What is being asked ▸
Rewrite the listing below with every "depth-tick-label" changed to "depth-label" and nothing else altered.

Record list ▸
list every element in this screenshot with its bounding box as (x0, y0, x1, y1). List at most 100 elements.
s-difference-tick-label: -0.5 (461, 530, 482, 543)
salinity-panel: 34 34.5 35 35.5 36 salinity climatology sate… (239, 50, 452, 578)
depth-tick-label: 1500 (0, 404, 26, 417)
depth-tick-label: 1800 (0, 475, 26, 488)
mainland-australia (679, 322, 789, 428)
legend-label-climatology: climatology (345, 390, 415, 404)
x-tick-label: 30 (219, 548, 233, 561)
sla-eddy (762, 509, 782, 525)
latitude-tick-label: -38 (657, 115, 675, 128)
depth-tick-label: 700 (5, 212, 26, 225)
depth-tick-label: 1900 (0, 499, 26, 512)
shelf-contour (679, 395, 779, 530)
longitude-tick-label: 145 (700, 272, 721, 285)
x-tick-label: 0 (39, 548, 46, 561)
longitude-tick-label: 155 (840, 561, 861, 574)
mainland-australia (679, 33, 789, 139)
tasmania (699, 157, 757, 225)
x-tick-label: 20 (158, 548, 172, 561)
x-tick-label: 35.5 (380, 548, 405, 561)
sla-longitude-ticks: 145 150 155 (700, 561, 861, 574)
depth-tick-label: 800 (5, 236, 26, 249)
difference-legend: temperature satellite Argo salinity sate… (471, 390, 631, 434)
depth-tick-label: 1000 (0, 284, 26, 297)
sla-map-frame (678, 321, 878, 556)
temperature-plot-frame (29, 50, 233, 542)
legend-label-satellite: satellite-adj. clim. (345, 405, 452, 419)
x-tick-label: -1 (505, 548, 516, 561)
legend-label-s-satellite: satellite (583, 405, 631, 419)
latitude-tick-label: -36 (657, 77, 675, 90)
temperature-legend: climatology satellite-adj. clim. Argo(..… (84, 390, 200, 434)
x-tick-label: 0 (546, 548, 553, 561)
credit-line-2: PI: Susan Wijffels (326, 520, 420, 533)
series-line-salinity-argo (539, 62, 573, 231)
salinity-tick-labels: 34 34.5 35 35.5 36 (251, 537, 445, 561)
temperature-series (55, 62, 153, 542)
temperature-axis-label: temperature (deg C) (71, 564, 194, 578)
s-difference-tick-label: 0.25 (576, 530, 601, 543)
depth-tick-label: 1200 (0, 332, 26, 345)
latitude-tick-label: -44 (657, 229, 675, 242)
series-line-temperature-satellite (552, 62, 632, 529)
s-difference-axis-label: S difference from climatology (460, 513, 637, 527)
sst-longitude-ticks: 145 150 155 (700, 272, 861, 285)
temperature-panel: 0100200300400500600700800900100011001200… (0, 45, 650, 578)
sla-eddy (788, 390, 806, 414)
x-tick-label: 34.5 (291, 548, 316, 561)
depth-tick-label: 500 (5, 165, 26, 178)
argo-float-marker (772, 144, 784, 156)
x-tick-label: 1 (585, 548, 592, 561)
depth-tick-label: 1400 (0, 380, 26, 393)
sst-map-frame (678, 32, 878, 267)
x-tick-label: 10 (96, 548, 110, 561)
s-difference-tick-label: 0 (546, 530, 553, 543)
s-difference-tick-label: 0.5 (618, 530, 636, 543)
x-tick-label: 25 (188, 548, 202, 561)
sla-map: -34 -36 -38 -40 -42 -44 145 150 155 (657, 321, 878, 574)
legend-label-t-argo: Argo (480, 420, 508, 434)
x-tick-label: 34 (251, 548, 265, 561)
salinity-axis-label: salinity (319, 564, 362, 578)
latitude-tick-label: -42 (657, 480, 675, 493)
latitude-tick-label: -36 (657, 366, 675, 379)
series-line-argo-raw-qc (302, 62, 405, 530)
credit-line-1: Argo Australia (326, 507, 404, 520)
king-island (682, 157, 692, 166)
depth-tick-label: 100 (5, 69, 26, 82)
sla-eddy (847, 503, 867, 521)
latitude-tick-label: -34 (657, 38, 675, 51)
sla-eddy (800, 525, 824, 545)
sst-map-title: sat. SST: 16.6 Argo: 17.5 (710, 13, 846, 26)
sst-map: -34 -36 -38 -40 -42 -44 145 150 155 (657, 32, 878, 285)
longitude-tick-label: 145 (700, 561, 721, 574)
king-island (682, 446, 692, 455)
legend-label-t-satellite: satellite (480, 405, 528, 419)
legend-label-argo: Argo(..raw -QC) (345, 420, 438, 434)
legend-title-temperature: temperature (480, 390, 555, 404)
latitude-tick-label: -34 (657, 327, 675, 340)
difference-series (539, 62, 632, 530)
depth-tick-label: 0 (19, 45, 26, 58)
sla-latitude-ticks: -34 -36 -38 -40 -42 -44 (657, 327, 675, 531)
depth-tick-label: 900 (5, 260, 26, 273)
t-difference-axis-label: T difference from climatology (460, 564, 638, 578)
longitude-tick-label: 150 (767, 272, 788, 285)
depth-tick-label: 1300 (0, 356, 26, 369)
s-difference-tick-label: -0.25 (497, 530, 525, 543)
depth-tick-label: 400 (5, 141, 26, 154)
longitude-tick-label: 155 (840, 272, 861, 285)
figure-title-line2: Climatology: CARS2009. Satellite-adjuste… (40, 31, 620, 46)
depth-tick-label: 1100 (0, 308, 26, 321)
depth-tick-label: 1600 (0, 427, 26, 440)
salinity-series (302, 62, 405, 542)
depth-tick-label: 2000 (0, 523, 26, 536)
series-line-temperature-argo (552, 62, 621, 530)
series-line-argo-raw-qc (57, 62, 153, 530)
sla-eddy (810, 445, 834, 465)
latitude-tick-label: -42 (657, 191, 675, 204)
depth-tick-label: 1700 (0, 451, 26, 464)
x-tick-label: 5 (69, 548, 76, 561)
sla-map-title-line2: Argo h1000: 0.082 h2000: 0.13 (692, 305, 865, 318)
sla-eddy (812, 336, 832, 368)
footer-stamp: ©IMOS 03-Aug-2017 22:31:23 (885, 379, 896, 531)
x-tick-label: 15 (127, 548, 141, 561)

Expected answer ▸
list every element in this screenshot with its bounding box as (x0, y0, x1, y1). List at most 100 elements.
s-difference-tick-label: -0.5 (461, 530, 482, 543)
salinity-panel: 34 34.5 35 35.5 36 salinity climatology sate… (239, 50, 452, 578)
depth-label: 1500 (0, 404, 26, 417)
depth-label: 1800 (0, 475, 26, 488)
mainland-australia (679, 322, 789, 428)
legend-label-climatology: climatology (345, 390, 415, 404)
x-tick-label: 30 (219, 548, 233, 561)
sla-eddy (762, 509, 782, 525)
latitude-tick-label: -38 (657, 115, 675, 128)
depth-label: 700 (5, 212, 26, 225)
depth-label: 1900 (0, 499, 26, 512)
shelf-contour (679, 395, 779, 530)
longitude-tick-label: 145 (700, 272, 721, 285)
x-tick-label: 0 (39, 548, 46, 561)
longitude-tick-label: 155 (840, 561, 861, 574)
mainland-australia (679, 33, 789, 139)
tasmania (699, 157, 757, 225)
x-tick-label: 20 (158, 548, 172, 561)
x-tick-label: 35.5 (380, 548, 405, 561)
sla-longitude-ticks: 145 150 155 (700, 561, 861, 574)
depth-label: 800 (5, 236, 26, 249)
difference-legend: temperature satellite Argo salinity sate… (471, 390, 631, 434)
depth-label: 1000 (0, 284, 26, 297)
sla-map-frame (678, 321, 878, 556)
temperature-plot-frame (29, 50, 233, 542)
legend-label-satellite: satellite-adj. clim. (345, 405, 452, 419)
x-tick-label: -1 (505, 548, 516, 561)
legend-label-s-satellite: satellite (583, 405, 631, 419)
latitude-tick-label: -36 (657, 77, 675, 90)
temperature-legend: climatology satellite-adj. clim. Argo(..… (84, 390, 200, 434)
x-tick-label: 0 (546, 548, 553, 561)
credit-line-2: PI: Susan Wijffels (326, 520, 420, 533)
series-line-salinity-argo (539, 62, 573, 231)
salinity-tick-labels: 34 34.5 35 35.5 36 (251, 537, 445, 561)
temperature-series (55, 62, 153, 542)
temperature-axis-label: temperature (deg C) (71, 564, 194, 578)
s-difference-tick-label: 0.25 (576, 530, 601, 543)
depth-label: 1200 (0, 332, 26, 345)
latitude-tick-label: -44 (657, 229, 675, 242)
series-line-temperature-satellite (552, 62, 632, 529)
s-difference-axis-label: S difference from climatology (460, 513, 637, 527)
sst-longitude-ticks: 145 150 155 (700, 272, 861, 285)
temperature-panel: 0100200300400500600700800900100011001200… (0, 45, 650, 578)
sla-eddy (788, 390, 806, 414)
x-tick-label: 34.5 (291, 548, 316, 561)
depth-label: 500 (5, 165, 26, 178)
argo-float-marker (772, 144, 784, 156)
x-tick-label: 1 (585, 548, 592, 561)
depth-label: 1400 (0, 380, 26, 393)
sst-map-frame (678, 32, 878, 267)
x-tick-label: 10 (96, 548, 110, 561)
s-difference-tick-label: 0 (546, 530, 553, 543)
s-difference-tick-label: 0.5 (618, 530, 636, 543)
x-tick-label: 25 (188, 548, 202, 561)
sla-map: -34 -36 -38 -40 -42 -44 145 150 155 (657, 321, 878, 574)
legend-label-t-argo: Argo (480, 420, 508, 434)
x-tick-label: 34 (251, 548, 265, 561)
salinity-axis-label: salinity (319, 564, 362, 578)
latitude-tick-label: -42 (657, 480, 675, 493)
latitude-tick-label: -36 (657, 366, 675, 379)
series-line-argo-raw-qc (302, 62, 405, 530)
credit-line-1: Argo Australia (326, 507, 404, 520)
king-island (682, 157, 692, 166)
depth-label: 100 (5, 69, 26, 82)
sla-eddy (847, 503, 867, 521)
latitude-tick-label: -34 (657, 38, 675, 51)
sla-eddy (800, 525, 824, 545)
sst-map-title: sat. SST: 16.6 Argo: 17.5 (710, 13, 846, 26)
sst-map: -34 -36 -38 -40 -42 -44 145 150 155 (657, 32, 878, 285)
longitude-tick-label: 145 (700, 561, 721, 574)
king-island (682, 446, 692, 455)
legend-label-t-satellite: satellite (480, 405, 528, 419)
legend-label-argo: Argo(..raw -QC) (345, 420, 438, 434)
legend-title-temperature: temperature (480, 390, 555, 404)
latitude-tick-label: -34 (657, 327, 675, 340)
difference-series (539, 62, 632, 530)
depth-label: 0 (19, 45, 26, 58)
sla-latitude-ticks: -34 -36 -38 -40 -42 -44 (657, 327, 675, 531)
depth-label: 900 (5, 260, 26, 273)
t-difference-axis-label: T difference from climatology (460, 564, 638, 578)
longitude-tick-label: 150 (767, 272, 788, 285)
depth-label: 1300 (0, 356, 26, 369)
s-difference-tick-label: -0.25 (497, 530, 525, 543)
depth-label: 400 (5, 141, 26, 154)
longitude-tick-label: 155 (840, 272, 861, 285)
figure-title-line2: Climatology: CARS2009. Satellite-adjuste… (40, 31, 620, 46)
depth-label: 1100 (0, 308, 26, 321)
depth-label: 1600 (0, 427, 26, 440)
salinity-series (302, 62, 405, 542)
depth-label: 2000 (0, 523, 26, 536)
series-line-temperature-argo (552, 62, 621, 530)
series-line-argo-raw-qc (57, 62, 153, 530)
sla-eddy (810, 445, 834, 465)
latitude-tick-label: -42 (657, 191, 675, 204)
depth-label: 1700 (0, 451, 26, 464)
x-tick-label: 5 (69, 548, 76, 561)
sla-map-title-line2: Argo h1000: 0.082 h2000: 0.13 (692, 305, 865, 318)
sla-eddy (812, 336, 832, 368)
footer-stamp: ©IMOS 03-Aug-2017 22:31:23 (885, 379, 896, 531)
x-tick-label: 15 (127, 548, 141, 561)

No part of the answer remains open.